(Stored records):

* * *

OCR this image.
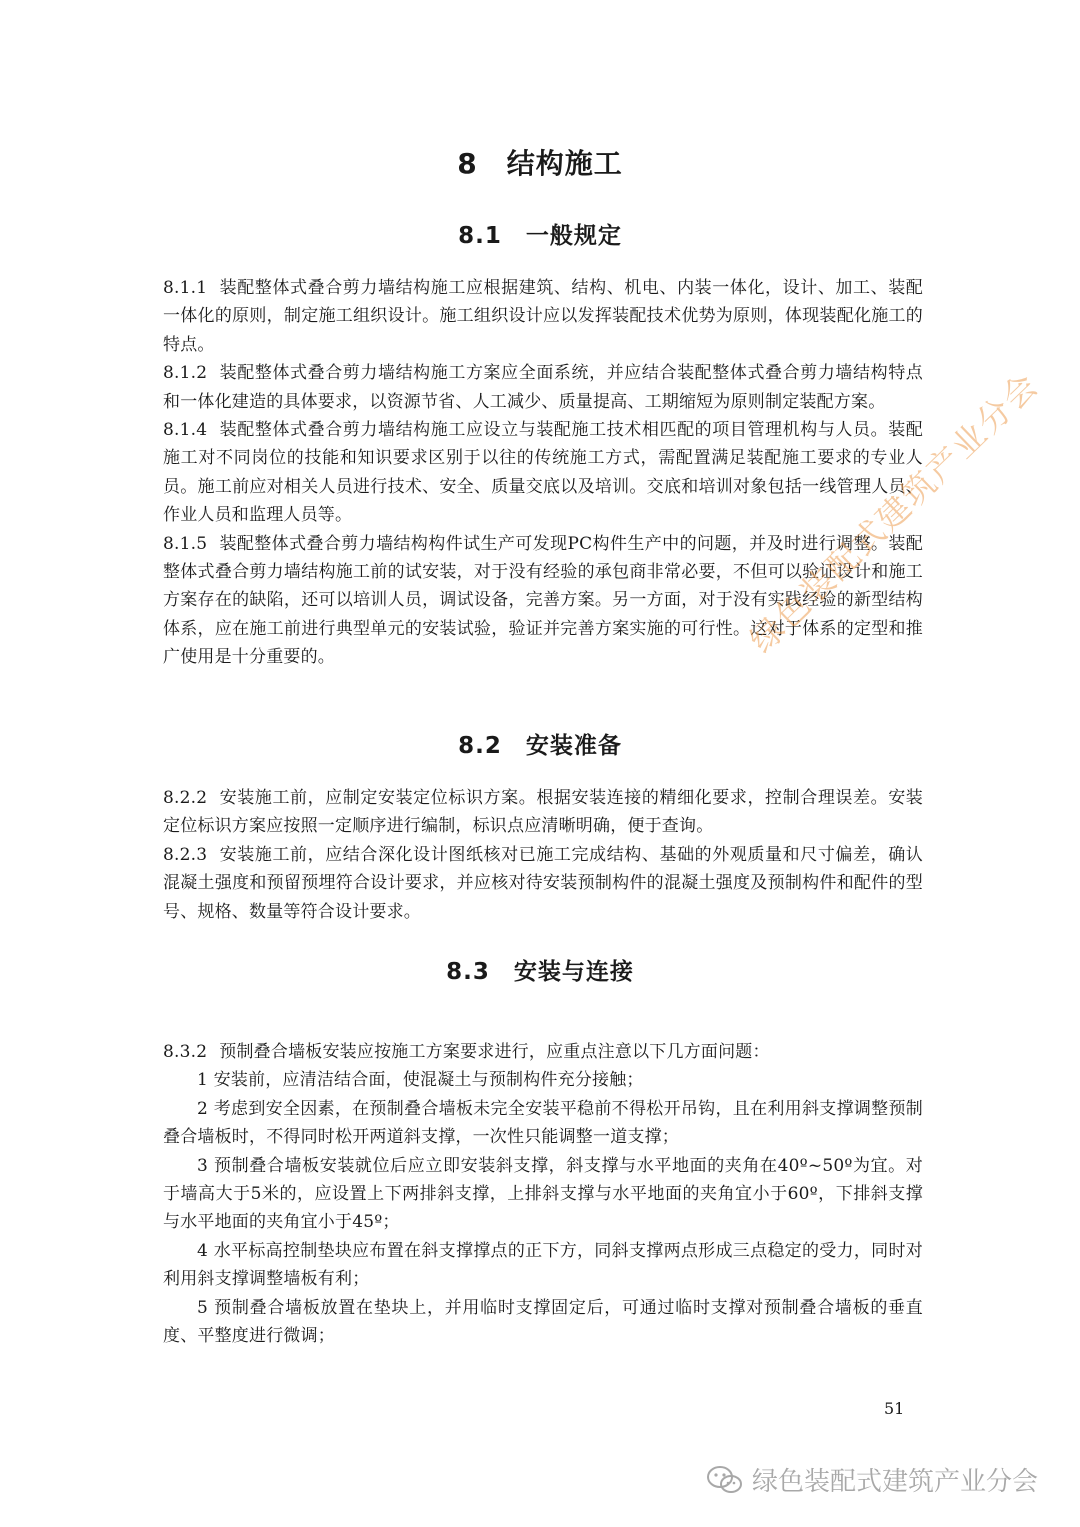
8　结构施工
8.1　一般规定

8.1.1 装配整体式叠合剪力墙结构施工应根据建筑、结构、机电、内装一体化，设计、加工、装配一体化的原则，制定施工组织设计。施工组织设计应以发挥装配技术优势为原则，体现装配化施工的特点。

8.1.2 装配整体式叠合剪力墙结构施工方案应全面系统，并应结合装配整体式叠合剪力墙结构特点和一体化建造的具体要求，以资源节省、人工减少、质量提高、工期缩短为原则制定装配方案。

8.1.4 装配整体式叠合剪力墙结构施工应设立与装配施工技术相匹配的项目管理机构与人员。装配施工对不同岗位的技能和知识要求区别于以往的传统施工方式，需配置满足装配施工要求的专业人员。施工前应对相关人员进行技术、安全、质量交底以及培训。交底和培训对象包括一线管理人员、作业人员和监理人员等。

8.1.5 装配整体式叠合剪力墙结构构件试生产可发现PC构件生产中的问题，并及时进行调整。装配整体式叠合剪力墙结构施工前的试安装，对于没有经验的承包商非常必要，不但可以验证设计和施工方案存在的缺陷，还可以培训人员，调试设备，完善方案。另一方面，对于没有实践经验的新型结构体系，应在施工前进行典型单元的安装试验，验证并完善方案实施的可行性。这对于体系的定型和推广使用是十分重要的。

8.2　安装准备

8.2.2 安装施工前，应制定安装定位标识方案。根据安装连接的精细化要求，控制合理误差。安装定位标识方案应按照一定顺序进行编制，标识点应清晰明确，便于查询。

8.2.3 安装施工前，应结合深化设计图纸核对已施工完成结构、基础的外观质量和尺寸偏差，确认混凝土强度和预留预埋符合设计要求，并应核对待安装预制构件的混凝土强度及预制构件和配件的型号、规格、数量等符合设计要求。

8.3　安装与连接

8.3.2 预制叠合墙板安装应按施工方案要求进行，应重点注意以下几方面问题：

1 安装前，应清洁结合面，使混凝土与预制构件充分接触；

2 考虑到安全因素，在预制叠合墙板未完全安装平稳前不得松开吊钩，且在利用斜支撑调整预制叠合墙板时，不得同时松开两道斜支撑，一次性只能调整一道支撑；

3 预制叠合墙板安装就位后应立即安装斜支撑，斜支撑与水平地面的夹角在40º~50º为宜。对于墙高大于5米的，应设置上下两排斜支撑，上排斜支撑与水平地面的夹角宜小于60º，下排斜支撑与水平地面的夹角宜小于45º；

4 水平标高控制垫块应布置在斜支撑撑点的正下方，同斜支撑两点形成三点稳定的受力，同时对利用斜支撑调整墙板有利；

5 预制叠合墙板放置在垫块上，并用临时支撑固定后，可通过临时支撑对预制叠合墙板的垂直度、平整度进行微调；

51
绿色装配式建筑产业分会
绿色装配式建筑产业分会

* * *

(EXERCISE BRIEF): Print the entries above exactly, taking out only the pictures.

(WRITTEN RESPONSE):
OCR this image.
8　结构施工
8.1　一般规定

8.1.1 装配整体式叠合剪力墙结构施工应根据建筑、结构、机电、内装一体化，设计、加工、装配一体化的原则，制定施工组织设计。施工组织设计应以发挥装配技术优势为原则，体现装配化施工的特点。

8.1.2 装配整体式叠合剪力墙结构施工方案应全面系统，并应结合装配整体式叠合剪力墙结构特点和一体化建造的具体要求，以资源节省、人工减少、质量提高、工期缩短为原则制定装配方案。

8.1.4 装配整体式叠合剪力墙结构施工应设立与装配施工技术相匹配的项目管理机构与人员。装配施工对不同岗位的技能和知识要求区别于以往的传统施工方式，需配置满足装配施工要求的专业人员。施工前应对相关人员进行技术、安全、质量交底以及培训。交底和培训对象包括一线管理人员、作业人员和监理人员等。

8.1.5 装配整体式叠合剪力墙结构构件试生产可发现PC构件生产中的问题，并及时进行调整。装配整体式叠合剪力墙结构施工前的试安装，对于没有经验的承包商非常必要，不但可以验证设计和施工方案存在的缺陷，还可以培训人员，调试设备，完善方案。另一方面，对于没有实践经验的新型结构体系，应在施工前进行典型单元的安装试验，验证并完善方案实施的可行性。这对于体系的定型和推广使用是十分重要的。

8.2　安装准备

8.2.2 安装施工前，应制定安装定位标识方案。根据安装连接的精细化要求，控制合理误差。安装定位标识方案应按照一定顺序进行编制，标识点应清晰明确，便于查询。

8.2.3 安装施工前，应结合深化设计图纸核对已施工完成结构、基础的外观质量和尺寸偏差，确认混凝土强度和预留预埋符合设计要求，并应核对待安装预制构件的混凝土强度及预制构件和配件的型号、规格、数量等符合设计要求。

8.3　安装与连接

8.3.2 预制叠合墙板安装应按施工方案要求进行，应重点注意以下几方面问题：

1 安装前，应清洁结合面，使混凝土与预制构件充分接触；

2 考虑到安全因素，在预制叠合墙板未完全安装平稳前不得松开吊钩，且在利用斜支撑调整预制叠合墙板时，不得同时松开两道斜支撑，一次性只能调整一道支撑；

3 预制叠合墙板安装就位后应立即安装斜支撑，斜支撑与水平地面的夹角在40º~50º为宜。对于墙高大于5米的，应设置上下两排斜支撑，上排斜支撑与水平地面的夹角宜小于60º，下排斜支撑与水平地面的夹角宜小于45º；

4 水平标高控制垫块应布置在斜支撑撑点的正下方，同斜支撑两点形成三点稳定的受力，同时对利用斜支撑调整墙板有利；

5 预制叠合墙板放置在垫块上，并用临时支撑固定后，可通过临时支撑对预制叠合墙板的垂直度、平整度进行微调；

51
绿色装配式建筑产业分会
绿色装配式建筑产业分会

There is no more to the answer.